## Given problem
Restate the records below word for word.

## Input records
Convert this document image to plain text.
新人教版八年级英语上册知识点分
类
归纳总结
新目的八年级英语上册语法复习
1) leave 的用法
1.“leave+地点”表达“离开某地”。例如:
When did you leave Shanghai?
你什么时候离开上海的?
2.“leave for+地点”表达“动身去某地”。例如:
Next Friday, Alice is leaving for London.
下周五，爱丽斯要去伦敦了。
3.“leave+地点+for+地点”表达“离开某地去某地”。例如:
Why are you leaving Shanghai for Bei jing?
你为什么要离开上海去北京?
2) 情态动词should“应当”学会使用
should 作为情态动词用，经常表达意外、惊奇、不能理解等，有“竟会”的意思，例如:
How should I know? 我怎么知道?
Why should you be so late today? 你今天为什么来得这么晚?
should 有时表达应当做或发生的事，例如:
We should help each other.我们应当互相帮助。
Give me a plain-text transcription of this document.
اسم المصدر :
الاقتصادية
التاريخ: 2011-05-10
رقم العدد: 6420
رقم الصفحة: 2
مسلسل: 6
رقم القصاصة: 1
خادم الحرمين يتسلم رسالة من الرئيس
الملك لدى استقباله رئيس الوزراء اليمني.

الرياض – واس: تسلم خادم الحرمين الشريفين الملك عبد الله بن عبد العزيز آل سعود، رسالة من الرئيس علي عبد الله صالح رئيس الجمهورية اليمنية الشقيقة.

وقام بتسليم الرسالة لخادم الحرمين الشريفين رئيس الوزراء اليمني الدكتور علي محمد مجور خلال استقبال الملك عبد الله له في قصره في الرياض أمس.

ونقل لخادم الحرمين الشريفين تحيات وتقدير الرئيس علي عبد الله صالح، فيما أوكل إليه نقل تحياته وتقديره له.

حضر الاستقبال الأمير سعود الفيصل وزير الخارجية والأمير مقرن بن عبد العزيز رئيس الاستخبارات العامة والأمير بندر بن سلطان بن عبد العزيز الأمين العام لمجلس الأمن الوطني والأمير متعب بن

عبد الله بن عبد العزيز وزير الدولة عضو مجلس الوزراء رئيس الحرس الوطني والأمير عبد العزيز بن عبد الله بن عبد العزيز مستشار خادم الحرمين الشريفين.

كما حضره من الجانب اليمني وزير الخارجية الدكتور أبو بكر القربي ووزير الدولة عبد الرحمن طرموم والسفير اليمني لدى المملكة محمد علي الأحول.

## Written response
Convert this document image to plain text.
新人教版八年级英语上册知识点分
类
归纳总结
新目的八年级英语上册语法复习
1) leave 的用法
1.“leave+地点”表达“离开某地”。例如:
When did you leave Shanghai?
你什么时候离开上海的?
2.“leave for+地点”表达“动身去某地”。例如:
Next Friday, Alice is leaving for London.
下周五，爱丽斯要去伦敦了。
3.“leave+地点+for+地点”表达“离开某地去某地”。例如:
Why are you leaving Shanghai for Bei jing?
你为什么要离开上海去北京?
2) 情态动词should“应当”学会使用
should 作为情态动词用，经常表达意外、惊奇、不能理解等，有“竟会”的意思，例如:
How should I know? 我怎么知道?
Why should you be so late today? 你今天为什么来得这么晚?
should 有时表达应当做或发生的事，例如:
We should help each other.我们应当互相帮助。
Give me a plain-text transcription of this document.
اسم المصدر :
الاقتصادية
التاريخ: 2011-05-10
رقم العدد: 6420
رقم الصفحة: 2
مسلسل: 6
رقم القصاصة: 1
خادم الحرمين يتسلم رسالة من الرئيس
الملك لدى استقباله رئيس الوزراء اليمني.

الرياض – واس: تسلم خادم الحرمين الشريفين الملك عبد الله بن عبد العزيز آل سعود، رسالة من الرئيس علي عبد الله صالح رئيس الجمهورية اليمنية الشقيقة.

وقام بتسليم الرسالة لخادم الحرمين الشريفين رئيس الوزراء اليمني الدكتور علي محمد مجور خلال استقبال الملك عبد الله له في قصره في الرياض أمس.

ونقل لخادم الحرمين الشريفين تحيات وتقدير الرئيس علي عبد الله صالح، فيما أوكل إليه نقل تحياته وتقديره له.

حضر الاستقبال الأمير سعود الفيصل وزير الخارجية والأمير مقرن بن عبد العزيز رئيس الاستخبارات العامة والأمير بندر بن سلطان بن عبد العزيز الأمين العام لمجلس الأمن الوطني والأمير متعب بن

عبد الله بن عبد العزيز وزير الدولة عضو مجلس الوزراء رئيس الحرس الوطني والأمير عبد العزيز بن عبد الله بن عبد العزيز مستشار خادم الحرمين الشريفين.

كما حضره من الجانب اليمني وزير الخارجية الدكتور أبو بكر القربي ووزير الدولة عبد الرحمن طرموم والسفير اليمني لدى المملكة محمد علي الأحول.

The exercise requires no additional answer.